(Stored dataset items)
——
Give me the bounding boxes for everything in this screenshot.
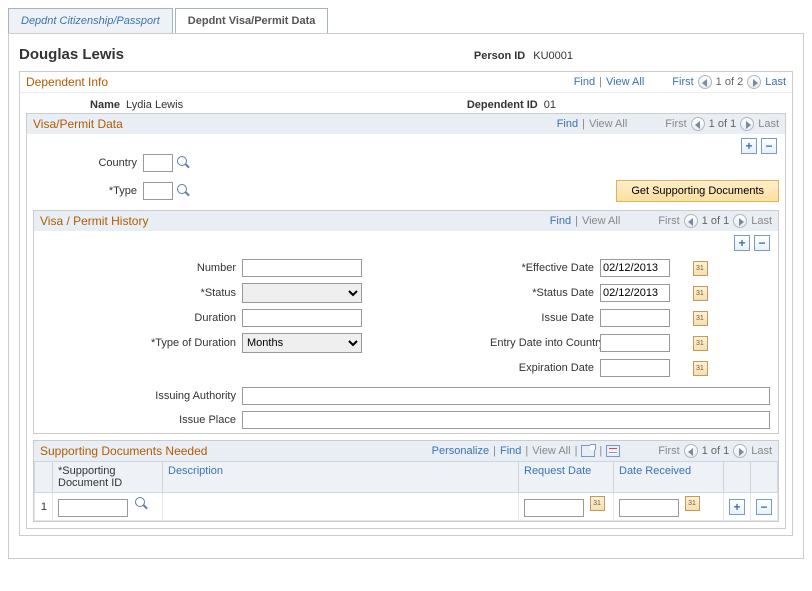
type-input[interactable]	[143, 182, 173, 200]
hist-next-icon[interactable]	[733, 214, 747, 228]
type-label: Type	[33, 185, 143, 197]
sup-prev-icon[interactable]	[684, 444, 698, 458]
exp-date-label: Expiration Date	[490, 362, 600, 374]
status-date-input[interactable]	[600, 284, 670, 302]
vp-first: First	[665, 118, 686, 130]
number-input[interactable]	[242, 259, 362, 277]
table-row: 1	[35, 493, 778, 521]
depinfo-viewall-link[interactable]: View All	[606, 76, 644, 88]
sup-pos: 1 of 1	[702, 445, 730, 457]
hist-viewall: View All	[582, 215, 620, 227]
col-desc[interactable]: Description	[163, 462, 519, 493]
get-supporting-docs-button[interactable]: Get Supporting Documents	[616, 180, 779, 202]
eff-date-input[interactable]	[600, 259, 670, 277]
issue-date-label: Issue Date	[490, 312, 600, 324]
person-id-label: Person ID	[474, 50, 525, 62]
duration-label: Duration	[42, 312, 242, 324]
eff-date-cal-icon[interactable]	[693, 261, 708, 276]
hist-find-link[interactable]: Find	[550, 215, 571, 227]
desc-cell	[163, 493, 519, 521]
depinfo-first-link[interactable]: First	[672, 76, 693, 88]
vp-del-row-icon[interactable]: −	[761, 138, 777, 154]
date-recv-input[interactable]	[619, 499, 679, 517]
hist-prev-icon[interactable]	[684, 214, 698, 228]
type-dur-select[interactable]: Months	[242, 333, 362, 353]
vp-next-icon[interactable]	[740, 117, 754, 131]
tab-visa-permit[interactable]: Depdnt Visa/Permit Data	[175, 8, 329, 33]
col-req-date[interactable]: Request Date	[519, 462, 614, 493]
zoom-icon[interactable]	[581, 445, 595, 457]
entry-date-cal-icon[interactable]	[693, 336, 708, 351]
sup-del-row-icon[interactable]: −	[756, 499, 772, 515]
supporting-title: Supporting Documents Needed	[40, 444, 207, 458]
issue-date-input[interactable]	[600, 309, 670, 327]
status-date-cal-icon[interactable]	[693, 286, 708, 301]
req-date-cal-icon[interactable]	[590, 496, 605, 511]
history-title: Visa / Permit History	[40, 214, 148, 228]
status-select[interactable]	[242, 283, 362, 303]
dep-id-value: 01	[544, 99, 556, 111]
person-name: Douglas Lewis	[19, 46, 124, 63]
depinfo-prev-icon[interactable]	[698, 75, 712, 89]
number-label: Number	[42, 262, 242, 274]
hist-last: Last	[751, 215, 772, 227]
depinfo-find-link[interactable]: Find	[574, 76, 595, 88]
hist-del-row-icon[interactable]: −	[754, 235, 770, 251]
sup-first: First	[658, 445, 679, 457]
vp-prev-icon[interactable]	[691, 117, 705, 131]
country-lookup-icon[interactable]	[177, 156, 191, 170]
visa-permit-title: Visa/Permit Data	[33, 117, 123, 131]
country-input[interactable]	[143, 154, 173, 172]
doc-id-lookup-icon[interactable]	[135, 497, 149, 511]
tab-citizenship[interactable]: Depdnt Citizenship/Passport	[8, 8, 173, 33]
status-date-label: Status Date	[490, 287, 600, 299]
vp-find-link[interactable]: Find	[557, 118, 578, 130]
vp-add-row-icon[interactable]: +	[741, 138, 757, 154]
status-label: Status	[42, 287, 242, 299]
date-recv-cal-icon[interactable]	[685, 496, 700, 511]
sup-next-icon[interactable]	[733, 444, 747, 458]
req-date-input[interactable]	[524, 499, 584, 517]
issue-date-cal-icon[interactable]	[693, 311, 708, 326]
hist-first: First	[658, 215, 679, 227]
col-doc-id[interactable]: *Supporting Document ID	[53, 462, 163, 493]
sup-viewall: View All	[532, 445, 570, 457]
depinfo-next-icon[interactable]	[747, 75, 761, 89]
depinfo-last-link[interactable]: Last	[765, 76, 786, 88]
duration-input[interactable]	[242, 309, 362, 327]
issue-place-input[interactable]	[242, 411, 770, 429]
entry-date-input[interactable]	[600, 334, 670, 352]
doc-id-input[interactable]	[58, 499, 128, 517]
dep-id-label: Dependent ID	[467, 99, 544, 111]
issuing-auth-label: Issuing Authority	[42, 390, 242, 402]
depinfo-pos: 1 of 2	[716, 76, 744, 88]
person-id-value: KU0001	[533, 50, 573, 62]
type-dur-label: Type of Duration	[42, 337, 242, 349]
sup-find-link[interactable]: Find	[500, 445, 521, 457]
sup-last: Last	[751, 445, 772, 457]
download-icon[interactable]	[606, 445, 620, 457]
vp-last: Last	[758, 118, 779, 130]
entry-date-label: Entry Date into Country	[490, 337, 600, 349]
dependent-info-title: Dependent Info	[26, 75, 108, 89]
hist-add-row-icon[interactable]: +	[734, 235, 750, 251]
type-lookup-icon[interactable]	[177, 184, 191, 198]
col-date-recv[interactable]: Date Received	[614, 462, 724, 493]
sup-add-row-icon[interactable]: +	[729, 499, 745, 515]
country-label: Country	[33, 157, 143, 169]
hist-pos: 1 of 1	[702, 215, 730, 227]
vp-viewall: View All	[589, 118, 627, 130]
exp-date-cal-icon[interactable]	[693, 361, 708, 376]
issue-place-label: Issue Place	[42, 414, 242, 426]
row-num: 1	[35, 493, 53, 521]
sup-personalize-link[interactable]: Personalize	[432, 445, 489, 457]
issuing-auth-input[interactable]	[242, 387, 770, 405]
exp-date-input[interactable]	[600, 359, 670, 377]
eff-date-label: Effective Date	[490, 262, 600, 274]
vp-pos: 1 of 1	[709, 118, 737, 130]
dep-name-value: Lydia Lewis	[126, 99, 183, 111]
dep-name-label: Name	[26, 99, 126, 111]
——
● **PROBLEM DESCRIPTION**:
Extract every line from the records above without changing a character, but leave out the pictures.

● **WRITTEN ANSWER**:
Give me the bounding boxes for everything in this screenshot.
type-input[interactable]	[143, 182, 173, 200]
hist-next-icon[interactable]	[733, 214, 747, 228]
type-label: Type	[33, 185, 143, 197]
sup-prev-icon[interactable]	[684, 444, 698, 458]
exp-date-label: Expiration Date	[490, 362, 600, 374]
status-date-input[interactable]	[600, 284, 670, 302]
vp-first: First	[665, 118, 686, 130]
number-input[interactable]	[242, 259, 362, 277]
table-row: 1	[35, 493, 778, 521]
depinfo-viewall-link[interactable]: View All	[606, 76, 644, 88]
sup-pos: 1 of 1	[702, 445, 730, 457]
hist-viewall: View All	[582, 215, 620, 227]
col-desc[interactable]: Description	[163, 462, 519, 493]
get-supporting-docs-button[interactable]: Get Supporting Documents	[616, 180, 779, 202]
eff-date-input[interactable]	[600, 259, 670, 277]
issue-date-label: Issue Date	[490, 312, 600, 324]
person-id-label: Person ID	[474, 50, 525, 62]
duration-label: Duration	[42, 312, 242, 324]
eff-date-cal-icon[interactable]	[693, 261, 708, 276]
hist-find-link[interactable]: Find	[550, 215, 571, 227]
desc-cell	[163, 493, 519, 521]
depinfo-first-link[interactable]: First	[672, 76, 693, 88]
vp-del-row-icon[interactable]: −	[761, 138, 777, 154]
date-recv-input[interactable]	[619, 499, 679, 517]
hist-prev-icon[interactable]	[684, 214, 698, 228]
type-dur-select[interactable]: Months	[242, 333, 362, 353]
vp-next-icon[interactable]	[740, 117, 754, 131]
tab-visa-permit[interactable]: Depdnt Visa/Permit Data	[175, 8, 329, 33]
col-req-date[interactable]: Request Date	[519, 462, 614, 493]
zoom-icon[interactable]	[581, 445, 595, 457]
entry-date-cal-icon[interactable]	[693, 336, 708, 351]
sup-del-row-icon[interactable]: −	[756, 499, 772, 515]
supporting-title: Supporting Documents Needed	[40, 444, 207, 458]
issue-date-input[interactable]	[600, 309, 670, 327]
status-date-cal-icon[interactable]	[693, 286, 708, 301]
req-date-cal-icon[interactable]	[590, 496, 605, 511]
history-title: Visa / Permit History	[40, 214, 148, 228]
status-select[interactable]	[242, 283, 362, 303]
dep-id-value: 01	[544, 99, 556, 111]
person-name: Douglas Lewis	[19, 46, 124, 63]
depinfo-prev-icon[interactable]	[698, 75, 712, 89]
number-label: Number	[42, 262, 242, 274]
hist-last: Last	[751, 215, 772, 227]
depinfo-find-link[interactable]: Find	[574, 76, 595, 88]
hist-del-row-icon[interactable]: −	[754, 235, 770, 251]
sup-first: First	[658, 445, 679, 457]
vp-prev-icon[interactable]	[691, 117, 705, 131]
country-lookup-icon[interactable]	[177, 156, 191, 170]
visa-permit-title: Visa/Permit Data	[33, 117, 123, 131]
country-input[interactable]	[143, 154, 173, 172]
doc-id-lookup-icon[interactable]	[135, 497, 149, 511]
tab-citizenship[interactable]: Depdnt Citizenship/Passport	[8, 8, 173, 33]
status-date-label: Status Date	[490, 287, 600, 299]
vp-find-link[interactable]: Find	[557, 118, 578, 130]
vp-add-row-icon[interactable]: +	[741, 138, 757, 154]
status-label: Status	[42, 287, 242, 299]
date-recv-cal-icon[interactable]	[685, 496, 700, 511]
sup-next-icon[interactable]	[733, 444, 747, 458]
req-date-input[interactable]	[524, 499, 584, 517]
issue-date-cal-icon[interactable]	[693, 311, 708, 326]
hist-first: First	[658, 215, 679, 227]
col-doc-id[interactable]: *Supporting Document ID	[53, 462, 163, 493]
sup-viewall: View All	[532, 445, 570, 457]
depinfo-next-icon[interactable]	[747, 75, 761, 89]
depinfo-last-link[interactable]: Last	[765, 76, 786, 88]
duration-input[interactable]	[242, 309, 362, 327]
issue-place-input[interactable]	[242, 411, 770, 429]
entry-date-input[interactable]	[600, 334, 670, 352]
doc-id-input[interactable]	[58, 499, 128, 517]
dep-id-label: Dependent ID	[467, 99, 544, 111]
issuing-auth-label: Issuing Authority	[42, 390, 242, 402]
depinfo-pos: 1 of 2	[716, 76, 744, 88]
person-id-value: KU0001	[533, 50, 573, 62]
type-dur-label: Type of Duration	[42, 337, 242, 349]
sup-find-link[interactable]: Find	[500, 445, 521, 457]
sup-last: Last	[751, 445, 772, 457]
download-icon[interactable]	[606, 445, 620, 457]
vp-last: Last	[758, 118, 779, 130]
entry-date-label: Entry Date into Country	[490, 337, 600, 349]
dependent-info-title: Dependent Info	[26, 75, 108, 89]
hist-add-row-icon[interactable]: +	[734, 235, 750, 251]
type-lookup-icon[interactable]	[177, 184, 191, 198]
col-date-recv[interactable]: Date Received	[614, 462, 724, 493]
sup-add-row-icon[interactable]: +	[729, 499, 745, 515]
country-label: Country	[33, 157, 143, 169]
hist-pos: 1 of 1	[702, 215, 730, 227]
vp-viewall: View All	[589, 118, 627, 130]
exp-date-cal-icon[interactable]	[693, 361, 708, 376]
issue-place-label: Issue Place	[42, 414, 242, 426]
row-num: 1	[35, 493, 53, 521]
sup-personalize-link[interactable]: Personalize	[432, 445, 489, 457]
issuing-auth-input[interactable]	[242, 387, 770, 405]
exp-date-input[interactable]	[600, 359, 670, 377]
eff-date-label: Effective Date	[490, 262, 600, 274]
vp-pos: 1 of 1	[709, 118, 737, 130]
dep-name-value: Lydia Lewis	[126, 99, 183, 111]
dep-name-label: Name	[26, 99, 126, 111]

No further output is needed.